Entries taken from a collection
>>>

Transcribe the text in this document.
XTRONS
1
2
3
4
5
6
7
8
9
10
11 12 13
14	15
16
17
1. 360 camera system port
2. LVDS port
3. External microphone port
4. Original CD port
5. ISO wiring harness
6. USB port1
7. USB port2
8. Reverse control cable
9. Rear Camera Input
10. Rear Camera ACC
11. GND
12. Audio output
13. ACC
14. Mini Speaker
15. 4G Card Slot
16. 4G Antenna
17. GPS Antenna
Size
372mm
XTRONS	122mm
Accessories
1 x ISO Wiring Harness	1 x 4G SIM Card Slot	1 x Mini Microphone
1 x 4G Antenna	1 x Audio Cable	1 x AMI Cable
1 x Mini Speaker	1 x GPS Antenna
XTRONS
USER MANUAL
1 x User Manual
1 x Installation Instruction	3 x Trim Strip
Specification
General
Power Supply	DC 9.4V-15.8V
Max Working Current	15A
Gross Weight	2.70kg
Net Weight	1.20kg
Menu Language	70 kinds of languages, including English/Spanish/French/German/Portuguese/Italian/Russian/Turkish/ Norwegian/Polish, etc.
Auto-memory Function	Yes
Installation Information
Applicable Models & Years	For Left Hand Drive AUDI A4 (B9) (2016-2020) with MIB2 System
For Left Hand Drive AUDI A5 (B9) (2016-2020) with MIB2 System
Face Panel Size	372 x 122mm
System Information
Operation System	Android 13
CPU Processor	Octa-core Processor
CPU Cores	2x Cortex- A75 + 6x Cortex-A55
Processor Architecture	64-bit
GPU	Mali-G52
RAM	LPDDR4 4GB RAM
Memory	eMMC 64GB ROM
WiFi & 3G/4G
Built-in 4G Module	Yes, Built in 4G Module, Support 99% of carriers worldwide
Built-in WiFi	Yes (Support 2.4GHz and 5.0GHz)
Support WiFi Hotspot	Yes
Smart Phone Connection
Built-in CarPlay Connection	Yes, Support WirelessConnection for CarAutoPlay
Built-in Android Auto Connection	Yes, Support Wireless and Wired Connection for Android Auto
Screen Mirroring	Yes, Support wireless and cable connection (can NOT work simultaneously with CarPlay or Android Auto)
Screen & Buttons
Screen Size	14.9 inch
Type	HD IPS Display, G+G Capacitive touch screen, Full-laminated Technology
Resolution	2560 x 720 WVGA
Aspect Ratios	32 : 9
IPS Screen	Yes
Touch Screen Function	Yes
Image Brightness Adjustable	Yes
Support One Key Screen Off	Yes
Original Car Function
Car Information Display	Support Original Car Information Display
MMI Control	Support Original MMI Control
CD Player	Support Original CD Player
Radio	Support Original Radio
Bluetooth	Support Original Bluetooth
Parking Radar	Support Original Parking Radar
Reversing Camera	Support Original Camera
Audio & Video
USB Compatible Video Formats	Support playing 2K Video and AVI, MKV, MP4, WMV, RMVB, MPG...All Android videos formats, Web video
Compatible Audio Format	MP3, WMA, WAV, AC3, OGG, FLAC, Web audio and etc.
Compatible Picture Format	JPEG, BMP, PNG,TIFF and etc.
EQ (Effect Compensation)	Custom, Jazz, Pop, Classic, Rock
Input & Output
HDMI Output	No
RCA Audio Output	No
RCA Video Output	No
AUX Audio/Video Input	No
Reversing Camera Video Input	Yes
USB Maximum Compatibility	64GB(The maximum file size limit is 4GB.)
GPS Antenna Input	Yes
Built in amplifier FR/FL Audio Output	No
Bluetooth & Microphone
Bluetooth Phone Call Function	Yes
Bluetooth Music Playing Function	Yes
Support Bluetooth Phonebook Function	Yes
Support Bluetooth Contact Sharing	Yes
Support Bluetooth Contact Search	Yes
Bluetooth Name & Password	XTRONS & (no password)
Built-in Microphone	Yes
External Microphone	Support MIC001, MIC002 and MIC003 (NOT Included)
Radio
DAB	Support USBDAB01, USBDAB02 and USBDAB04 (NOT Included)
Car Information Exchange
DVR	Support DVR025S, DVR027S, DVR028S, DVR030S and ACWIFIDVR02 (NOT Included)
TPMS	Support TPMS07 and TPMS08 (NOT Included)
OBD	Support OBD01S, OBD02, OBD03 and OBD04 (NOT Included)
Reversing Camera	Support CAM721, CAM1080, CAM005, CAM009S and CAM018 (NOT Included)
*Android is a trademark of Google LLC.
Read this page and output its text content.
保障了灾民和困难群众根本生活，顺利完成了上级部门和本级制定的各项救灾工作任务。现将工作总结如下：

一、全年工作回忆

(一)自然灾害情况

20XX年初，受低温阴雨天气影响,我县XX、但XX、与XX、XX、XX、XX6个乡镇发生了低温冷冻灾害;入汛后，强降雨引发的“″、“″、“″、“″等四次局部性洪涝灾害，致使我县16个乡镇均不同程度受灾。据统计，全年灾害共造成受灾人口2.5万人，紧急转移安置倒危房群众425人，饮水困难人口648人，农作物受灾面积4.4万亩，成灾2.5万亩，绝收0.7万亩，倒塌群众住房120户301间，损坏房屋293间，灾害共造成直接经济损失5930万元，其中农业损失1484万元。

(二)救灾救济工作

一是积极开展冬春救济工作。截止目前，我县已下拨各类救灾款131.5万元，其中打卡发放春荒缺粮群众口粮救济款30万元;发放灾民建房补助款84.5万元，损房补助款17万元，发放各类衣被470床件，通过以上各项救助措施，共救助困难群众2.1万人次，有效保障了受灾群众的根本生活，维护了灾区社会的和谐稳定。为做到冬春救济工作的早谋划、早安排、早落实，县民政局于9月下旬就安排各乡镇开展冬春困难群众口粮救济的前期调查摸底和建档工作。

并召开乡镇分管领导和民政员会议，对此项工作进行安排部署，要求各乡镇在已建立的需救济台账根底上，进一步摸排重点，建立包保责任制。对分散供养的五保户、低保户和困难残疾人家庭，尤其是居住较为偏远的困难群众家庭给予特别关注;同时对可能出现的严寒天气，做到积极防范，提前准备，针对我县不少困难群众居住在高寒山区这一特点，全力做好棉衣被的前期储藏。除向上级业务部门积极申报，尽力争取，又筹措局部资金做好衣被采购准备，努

<<<

*Task requirements*:
Your task is to write out the lines from the one with "Read this page and output its text content." through the end of the records, exactly and with nothing added.

*Result*:
Read this page and output its text content.
保障了灾民和困难群众根本生活，顺利完成了上级部门和本级制定的各项救灾工作任务。现将工作总结如下：

一、全年工作回忆

(一)自然灾害情况

20XX年初，受低温阴雨天气影响,我县XX、但XX、与XX、XX、XX、XX6个乡镇发生了低温冷冻灾害;入汛后，强降雨引发的“″、“″、“″、“″等四次局部性洪涝灾害，致使我县16个乡镇均不同程度受灾。据统计，全年灾害共造成受灾人口2.5万人，紧急转移安置倒危房群众425人，饮水困难人口648人，农作物受灾面积4.4万亩，成灾2.5万亩，绝收0.7万亩，倒塌群众住房120户301间，损坏房屋293间，灾害共造成直接经济损失5930万元，其中农业损失1484万元。

(二)救灾救济工作

一是积极开展冬春救济工作。截止目前，我县已下拨各类救灾款131.5万元，其中打卡发放春荒缺粮群众口粮救济款30万元;发放灾民建房补助款84.5万元，损房补助款17万元，发放各类衣被470床件，通过以上各项救助措施，共救助困难群众2.1万人次，有效保障了受灾群众的根本生活，维护了灾区社会的和谐稳定。为做到冬春救济工作的早谋划、早安排、早落实，县民政局于9月下旬就安排各乡镇开展冬春困难群众口粮救济的前期调查摸底和建档工作。

并召开乡镇分管领导和民政员会议，对此项工作进行安排部署，要求各乡镇在已建立的需救济台账根底上，进一步摸排重点，建立包保责任制。对分散供养的五保户、低保户和困难残疾人家庭，尤其是居住较为偏远的困难群众家庭给予特别关注;同时对可能出现的严寒天气，做到积极防范，提前准备，针对我县不少困难群众居住在高寒山区这一特点，全力做好棉衣被的前期储藏。除向上级业务部门积极申报，尽力争取，又筹措局部资金做好衣被采购准备，努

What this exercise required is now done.